#### [ITEMS]
────────────────

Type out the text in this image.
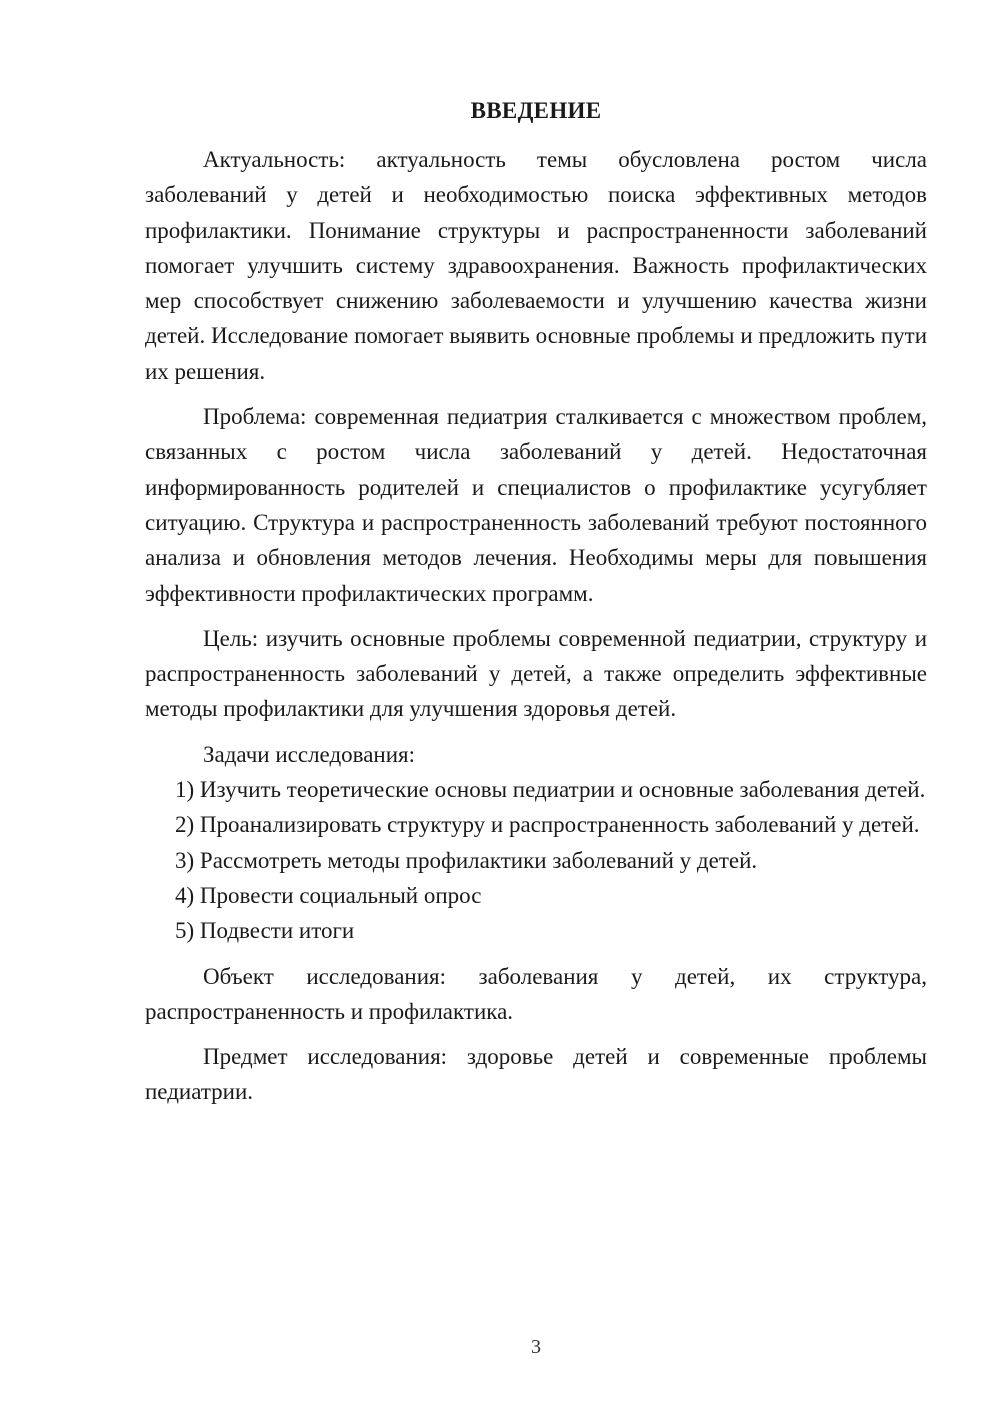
ВВЕДЕНИЕ

Актуальность: актуальность темы обусловлена ростом числа заболеваний у детей и необходимостью поиска эффективных методов профилактики. Понимание структуры и распространенности заболеваний помогает улучшить систему здравоохранения. Важность профилактических мер способствует снижению заболеваемости и улучшению качества жизни детей. Исследование помогает выявить основные проблемы и предложить пути их решения.

Проблема: современная педиатрия сталкивается с множеством проблем, связанных с ростом числа заболеваний у детей. Недостаточная информированность родителей и специалистов о профилактике усугубляет ситуацию. Структура и распространенность заболеваний требуют постоянного анализа и обновления методов лечения. Необходимы меры для повышения эффективности профилактических программ.

Цель: изучить основные проблемы современной педиатрии, структуру и распространенность заболеваний у детей, а также определить эффективные методы профилактики для улучшения здоровья детей.

Задачи исследования:

1) Изучить теоретические основы педиатрии и основные заболевания детей.

2) Проанализировать структуру и распространенность заболеваний у детей.

3) Рассмотреть методы профилактики заболеваний у детей.

4) Провести социальный опрос

5) Подвести итоги

Объект исследования: заболевания у детей, их структура, распространенность и профилактика.

Предмет исследования: здоровье детей и современные проблемы педиатрии.

3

────────────────

#### [THE TASK]
Reproduce each line from the records that contains the word "проблемы".

#### [REPLY TO THE EXERCISE]
Актуальность: актуальность темы обусловлена ростом числа заболеваний у детей и необходимостью поиска эффективных методов профилактики. Понимание структуры и распространенности заболеваний помогает улучшить систему здравоохранения. Важность профилактических мер способствует снижению заболеваемости и улучшению качества жизни детей. Исследование помогает выявить основные проблемы и предложить пути их решения.
Цель: изучить основные проблемы современной педиатрии, структуру и распространенность заболеваний у детей, а также определить эффективные методы профилактики для улучшения здоровья детей.
Предмет исследования: здоровье детей и современные проблемы педиатрии.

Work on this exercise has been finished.